[start EXTRACTED MATERIAL]

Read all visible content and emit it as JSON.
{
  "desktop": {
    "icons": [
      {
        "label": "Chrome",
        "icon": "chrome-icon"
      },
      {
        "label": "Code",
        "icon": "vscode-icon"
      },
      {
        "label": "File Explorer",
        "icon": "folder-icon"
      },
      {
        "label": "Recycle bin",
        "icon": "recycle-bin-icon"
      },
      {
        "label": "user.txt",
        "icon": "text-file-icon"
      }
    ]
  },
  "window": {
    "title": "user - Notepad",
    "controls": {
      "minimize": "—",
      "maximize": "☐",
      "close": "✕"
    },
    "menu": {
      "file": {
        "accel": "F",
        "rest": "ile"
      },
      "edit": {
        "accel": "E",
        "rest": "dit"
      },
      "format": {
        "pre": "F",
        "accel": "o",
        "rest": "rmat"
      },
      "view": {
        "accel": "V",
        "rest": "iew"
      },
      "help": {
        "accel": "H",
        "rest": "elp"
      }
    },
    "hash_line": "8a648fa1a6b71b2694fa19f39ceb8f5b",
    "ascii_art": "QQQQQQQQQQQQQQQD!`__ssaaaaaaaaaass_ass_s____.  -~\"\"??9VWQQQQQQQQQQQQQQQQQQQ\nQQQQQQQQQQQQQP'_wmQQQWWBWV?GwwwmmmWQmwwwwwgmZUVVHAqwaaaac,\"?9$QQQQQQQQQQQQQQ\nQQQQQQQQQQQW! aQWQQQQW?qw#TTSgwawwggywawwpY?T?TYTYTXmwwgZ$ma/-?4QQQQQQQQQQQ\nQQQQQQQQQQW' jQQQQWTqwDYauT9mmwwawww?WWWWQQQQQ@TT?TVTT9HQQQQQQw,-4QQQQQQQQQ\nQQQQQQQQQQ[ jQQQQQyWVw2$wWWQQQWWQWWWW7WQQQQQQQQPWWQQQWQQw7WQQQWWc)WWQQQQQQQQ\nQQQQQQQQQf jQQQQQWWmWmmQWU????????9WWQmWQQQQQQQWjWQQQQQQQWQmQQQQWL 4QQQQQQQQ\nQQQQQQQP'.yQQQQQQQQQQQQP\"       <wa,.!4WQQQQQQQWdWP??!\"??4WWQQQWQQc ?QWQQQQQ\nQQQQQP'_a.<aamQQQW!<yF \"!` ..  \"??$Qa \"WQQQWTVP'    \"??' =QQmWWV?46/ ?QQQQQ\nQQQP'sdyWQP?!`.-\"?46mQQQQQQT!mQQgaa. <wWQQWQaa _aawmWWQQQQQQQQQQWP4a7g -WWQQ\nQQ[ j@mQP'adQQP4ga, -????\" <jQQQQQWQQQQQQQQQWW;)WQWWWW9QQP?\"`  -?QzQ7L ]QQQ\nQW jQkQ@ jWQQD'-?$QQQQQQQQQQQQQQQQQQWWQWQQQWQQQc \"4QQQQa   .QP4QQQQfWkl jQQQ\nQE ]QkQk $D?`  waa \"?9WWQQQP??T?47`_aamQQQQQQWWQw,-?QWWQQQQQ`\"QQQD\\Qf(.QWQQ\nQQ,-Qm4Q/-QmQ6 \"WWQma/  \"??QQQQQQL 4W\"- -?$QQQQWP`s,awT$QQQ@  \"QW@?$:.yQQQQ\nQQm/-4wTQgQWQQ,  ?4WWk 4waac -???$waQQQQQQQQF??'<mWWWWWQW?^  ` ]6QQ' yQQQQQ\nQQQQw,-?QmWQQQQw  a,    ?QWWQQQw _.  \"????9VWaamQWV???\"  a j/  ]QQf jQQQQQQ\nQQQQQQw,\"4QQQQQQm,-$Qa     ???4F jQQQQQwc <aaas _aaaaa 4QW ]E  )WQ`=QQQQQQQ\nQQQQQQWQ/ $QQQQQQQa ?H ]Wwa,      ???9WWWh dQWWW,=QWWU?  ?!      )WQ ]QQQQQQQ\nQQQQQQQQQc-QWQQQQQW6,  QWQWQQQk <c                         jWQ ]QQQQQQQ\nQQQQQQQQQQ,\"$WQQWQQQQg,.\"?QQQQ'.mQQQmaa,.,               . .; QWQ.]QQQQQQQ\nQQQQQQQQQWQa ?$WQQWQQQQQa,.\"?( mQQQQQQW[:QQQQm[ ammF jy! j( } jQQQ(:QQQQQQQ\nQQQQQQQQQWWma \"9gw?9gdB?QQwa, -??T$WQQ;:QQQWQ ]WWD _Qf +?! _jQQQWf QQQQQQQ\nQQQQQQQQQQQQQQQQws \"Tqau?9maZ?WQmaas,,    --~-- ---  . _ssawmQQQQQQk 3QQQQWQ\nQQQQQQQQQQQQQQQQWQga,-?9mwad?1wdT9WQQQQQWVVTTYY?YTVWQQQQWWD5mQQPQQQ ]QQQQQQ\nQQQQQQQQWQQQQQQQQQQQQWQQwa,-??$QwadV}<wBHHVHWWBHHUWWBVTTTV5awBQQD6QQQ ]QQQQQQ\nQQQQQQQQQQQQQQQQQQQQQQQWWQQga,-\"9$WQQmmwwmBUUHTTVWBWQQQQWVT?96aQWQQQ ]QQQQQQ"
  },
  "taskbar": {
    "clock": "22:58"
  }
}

[end EXTRACTED MATERIAL]

▶ **CHALLENGE**
Quote all of the entries verbatim.

▶ **ANSWER FOR THIS EXERCISE**
Read all visible content and emit it as JSON.
{
  "desktop": {
    "icons": [
      {
        "label": "Chrome",
        "icon": "chrome-icon"
      },
      {
        "label": "Code",
        "icon": "vscode-icon"
      },
      {
        "label": "File Explorer",
        "icon": "folder-icon"
      },
      {
        "label": "Recycle bin",
        "icon": "recycle-bin-icon"
      },
      {
        "label": "user.txt",
        "icon": "text-file-icon"
      }
    ]
  },
  "window": {
    "title": "user - Notepad",
    "controls": {
      "minimize": "—",
      "maximize": "☐",
      "close": "✕"
    },
    "menu": {
      "file": {
        "accel": "F",
        "rest": "ile"
      },
      "edit": {
        "accel": "E",
        "rest": "dit"
      },
      "format": {
        "pre": "F",
        "accel": "o",
        "rest": "rmat"
      },
      "view": {
        "accel": "V",
        "rest": "iew"
      },
      "help": {
        "accel": "H",
        "rest": "elp"
      }
    },
    "hash_line": "8a648fa1a6b71b2694fa19f39ceb8f5b",
    "ascii_art": "QQQQQQQQQQQQQQQD!`__ssaaaaaaaaaass_ass_s____.  -~\"\"??9VWQQQQQQQQQQQQQQQQQQQ\nQQQQQQQQQQQQQP'_wmQQQWWBWV?GwwwmmmWQmwwwwwgmZUVVHAqwaaaac,\"?9$QQQQQQQQQQQQQQ\nQQQQQQQQQQQW! aQWQQQQW?qw#TTSgwawwggywawwpY?T?TYTYTXmwwgZ$ma/-?4QQQQQQQQQQQ\nQQQQQQQQQQW' jQQQQWTqwDYauT9mmwwawww?WWWWQQQQQ@TT?TVTT9HQQQQQQw,-4QQQQQQQQQ\nQQQQQQQQQQ[ jQQQQQyWVw2$wWWQQQWWQWWWW7WQQQQQQQQPWWQQQWQQw7WQQQWWc)WWQQQQQQQQ\nQQQQQQQQQf jQQQQQWWmWmmQWU????????9WWQmWQQQQQQQWjWQQQQQQQWQmQQQQWL 4QQQQQQQQ\nQQQQQQQP'.yQQQQQQQQQQQQP\"       <wa,.!4WQQQQQQQWdWP??!\"??4WWQQQWQQc ?QWQQQQQ\nQQQQQP'_a.<aamQQQW!<yF \"!` ..  \"??$Qa \"WQQQWTVP'    \"??' =QQmWWV?46/ ?QQQQQ\nQQQP'sdyWQP?!`.-\"?46mQQQQQQT!mQQgaa. <wWQQWQaa _aawmWWQQQQQQQQQQWP4a7g -WWQQ\nQQ[ j@mQP'adQQP4ga, -????\" <jQQQQQWQQQQQQQQQWW;)WQWWWW9QQP?\"`  -?QzQ7L ]QQQ\nQW jQkQ@ jWQQD'-?$QQQQQQQQQQQQQQQQQQWWQWQQQWQQQc \"4QQQQa   .QP4QQQQfWkl jQQQ\nQE ]QkQk $D?`  waa \"?9WWQQQP??T?47`_aamQQQQQQWWQw,-?QWWQQQQQ`\"QQQD\\Qf(.QWQQ\nQQ,-Qm4Q/-QmQ6 \"WWQma/  \"??QQQQQQL 4W\"- -?$QQQQWP`s,awT$QQQ@  \"QW@?$:.yQQQQ\nQQm/-4wTQgQWQQ,  ?4WWk 4waac -???$waQQQQQQQQF??'<mWWWWWQW?^  ` ]6QQ' yQQQQQ\nQQQQw,-?QmWQQQQw  a,    ?QWWQQQw _.  \"????9VWaamQWV???\"  a j/  ]QQf jQQQQQQ\nQQQQQQw,\"4QQQQQQm,-$Qa     ???4F jQQQQQwc <aaas _aaaaa 4QW ]E  )WQ`=QQQQQQQ\nQQQQQQWQ/ $QQQQQQQa ?H ]Wwa,      ???9WWWh dQWWW,=QWWU?  ?!      )WQ ]QQQQQQQ\nQQQQQQQQQc-QWQQQQQW6,  QWQWQQQk <c                         jWQ ]QQQQQQQ\nQQQQQQQQQQ,\"$WQQWQQQQg,.\"?QQQQ'.mQQQmaa,.,               . .; QWQ.]QQQQQQQ\nQQQQQQQQQWQa ?$WQQWQQQQQa,.\"?( mQQQQQQW[:QQQQm[ ammF jy! j( } jQQQ(:QQQQQQQ\nQQQQQQQQQWWma \"9gw?9gdB?QQwa, -??T$WQQ;:QQQWQ ]WWD _Qf +?! _jQQQWf QQQQQQQ\nQQQQQQQQQQQQQQQQws \"Tqau?9maZ?WQmaas,,    --~-- ---  . _ssawmQQQQQQk 3QQQQWQ\nQQQQQQQQQQQQQQQQWQga,-?9mwad?1wdT9WQQQQQWVVTTYY?YTVWQQQQWWD5mQQPQQQ ]QQQQQQ\nQQQQQQQQWQQQQQQQQQQQQWQQwa,-??$QwadV}<wBHHVHWWBHHUWWBVTTTV5awBQQD6QQQ ]QQQQQQ\nQQQQQQQQQQQQQQQQQQQQQQQWWQQga,-\"9$WQQmmwwmBUUHTTVWBWQQQQWVT?96aQWQQQ ]QQQQQQ"
  },
  "taskbar": {
    "clock": "22:58"
  }
}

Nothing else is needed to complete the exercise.